Copy out the lines of the items below word for word, starting from the very first line and ending with the line that contains "x-tick-label: 96 xyxy=(151,482,165,497)", including that line.

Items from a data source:
+-------+

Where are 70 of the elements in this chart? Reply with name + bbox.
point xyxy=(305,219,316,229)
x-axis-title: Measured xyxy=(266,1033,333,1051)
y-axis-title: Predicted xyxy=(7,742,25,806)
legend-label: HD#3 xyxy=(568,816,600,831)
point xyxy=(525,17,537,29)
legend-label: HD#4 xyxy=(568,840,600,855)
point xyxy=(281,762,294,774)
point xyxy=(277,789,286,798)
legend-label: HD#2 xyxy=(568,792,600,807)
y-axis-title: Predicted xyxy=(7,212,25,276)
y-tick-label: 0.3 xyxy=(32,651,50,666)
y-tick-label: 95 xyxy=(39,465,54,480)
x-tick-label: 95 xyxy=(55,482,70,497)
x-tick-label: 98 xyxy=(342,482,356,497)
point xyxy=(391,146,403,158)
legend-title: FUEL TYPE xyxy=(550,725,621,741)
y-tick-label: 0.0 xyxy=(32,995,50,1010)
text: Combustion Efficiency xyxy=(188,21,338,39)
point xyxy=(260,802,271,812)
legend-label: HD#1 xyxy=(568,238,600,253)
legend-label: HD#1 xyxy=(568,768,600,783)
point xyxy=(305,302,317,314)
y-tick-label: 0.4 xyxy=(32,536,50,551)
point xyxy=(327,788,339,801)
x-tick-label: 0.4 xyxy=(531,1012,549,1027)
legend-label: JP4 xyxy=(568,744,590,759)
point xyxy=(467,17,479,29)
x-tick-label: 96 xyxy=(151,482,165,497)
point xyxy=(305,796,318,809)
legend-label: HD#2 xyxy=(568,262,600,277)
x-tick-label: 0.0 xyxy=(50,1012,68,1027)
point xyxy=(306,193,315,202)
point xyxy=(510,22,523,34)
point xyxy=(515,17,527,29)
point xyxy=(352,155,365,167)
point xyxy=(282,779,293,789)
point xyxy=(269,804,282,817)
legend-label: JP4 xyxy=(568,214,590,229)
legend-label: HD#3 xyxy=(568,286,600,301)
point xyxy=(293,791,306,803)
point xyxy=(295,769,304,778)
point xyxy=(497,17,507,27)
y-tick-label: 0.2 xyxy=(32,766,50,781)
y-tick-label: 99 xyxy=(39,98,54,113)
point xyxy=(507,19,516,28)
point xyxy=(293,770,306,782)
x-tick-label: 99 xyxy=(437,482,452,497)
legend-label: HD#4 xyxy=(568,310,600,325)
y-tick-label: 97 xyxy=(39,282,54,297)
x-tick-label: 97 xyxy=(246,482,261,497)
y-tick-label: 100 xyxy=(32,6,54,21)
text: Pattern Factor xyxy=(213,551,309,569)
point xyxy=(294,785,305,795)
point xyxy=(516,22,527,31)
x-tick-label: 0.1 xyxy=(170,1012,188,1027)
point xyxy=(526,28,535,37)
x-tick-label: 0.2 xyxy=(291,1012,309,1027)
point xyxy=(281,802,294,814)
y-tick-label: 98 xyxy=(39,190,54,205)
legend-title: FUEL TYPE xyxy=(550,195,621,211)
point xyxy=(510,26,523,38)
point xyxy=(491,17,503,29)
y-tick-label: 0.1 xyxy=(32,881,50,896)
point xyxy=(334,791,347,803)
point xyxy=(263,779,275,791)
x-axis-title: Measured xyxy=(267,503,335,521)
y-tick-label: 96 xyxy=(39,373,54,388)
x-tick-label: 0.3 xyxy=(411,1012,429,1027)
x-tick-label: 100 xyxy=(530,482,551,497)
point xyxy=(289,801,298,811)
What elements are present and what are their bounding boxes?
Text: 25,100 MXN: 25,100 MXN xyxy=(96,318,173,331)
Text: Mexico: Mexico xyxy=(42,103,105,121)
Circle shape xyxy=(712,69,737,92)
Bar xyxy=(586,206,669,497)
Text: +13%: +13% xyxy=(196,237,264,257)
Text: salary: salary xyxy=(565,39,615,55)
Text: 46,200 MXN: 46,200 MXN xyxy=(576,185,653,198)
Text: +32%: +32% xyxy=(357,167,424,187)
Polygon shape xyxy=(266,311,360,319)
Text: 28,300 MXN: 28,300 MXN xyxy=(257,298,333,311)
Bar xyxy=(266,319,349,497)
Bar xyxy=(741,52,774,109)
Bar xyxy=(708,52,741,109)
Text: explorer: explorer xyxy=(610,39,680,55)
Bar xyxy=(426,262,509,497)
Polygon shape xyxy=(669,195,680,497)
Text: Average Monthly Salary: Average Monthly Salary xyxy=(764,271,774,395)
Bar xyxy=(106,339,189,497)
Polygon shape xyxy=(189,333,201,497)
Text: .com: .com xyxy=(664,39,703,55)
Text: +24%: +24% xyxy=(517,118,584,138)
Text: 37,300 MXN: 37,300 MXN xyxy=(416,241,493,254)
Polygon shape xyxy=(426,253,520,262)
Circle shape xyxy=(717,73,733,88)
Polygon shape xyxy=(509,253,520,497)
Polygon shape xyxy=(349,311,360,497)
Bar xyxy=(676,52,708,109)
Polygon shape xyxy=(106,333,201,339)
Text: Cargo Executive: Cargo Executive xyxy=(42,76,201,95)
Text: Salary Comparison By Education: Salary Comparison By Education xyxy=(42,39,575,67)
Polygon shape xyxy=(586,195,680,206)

+-------+

# TASK RESULT:
Where are 70 of the elements in this chart? Reply with name + bbox.
point xyxy=(305,219,316,229)
x-axis-title: Measured xyxy=(266,1033,333,1051)
y-axis-title: Predicted xyxy=(7,742,25,806)
legend-label: HD#3 xyxy=(568,816,600,831)
point xyxy=(525,17,537,29)
legend-label: HD#4 xyxy=(568,840,600,855)
point xyxy=(281,762,294,774)
point xyxy=(277,789,286,798)
legend-label: HD#2 xyxy=(568,792,600,807)
y-axis-title: Predicted xyxy=(7,212,25,276)
y-tick-label: 0.3 xyxy=(32,651,50,666)
y-tick-label: 95 xyxy=(39,465,54,480)
x-tick-label: 95 xyxy=(55,482,70,497)
x-tick-label: 98 xyxy=(342,482,356,497)
point xyxy=(391,146,403,158)
legend-title: FUEL TYPE xyxy=(550,725,621,741)
y-tick-label: 0.0 xyxy=(32,995,50,1010)
text: Combustion Efficiency xyxy=(188,21,338,39)
point xyxy=(260,802,271,812)
legend-label: HD#1 xyxy=(568,238,600,253)
legend-label: HD#1 xyxy=(568,768,600,783)
point xyxy=(305,302,317,314)
y-tick-label: 0.4 xyxy=(32,536,50,551)
point xyxy=(327,788,339,801)
x-tick-label: 0.4 xyxy=(531,1012,549,1027)
legend-label: JP4 xyxy=(568,744,590,759)
point xyxy=(467,17,479,29)
x-tick-label: 96 xyxy=(151,482,165,497)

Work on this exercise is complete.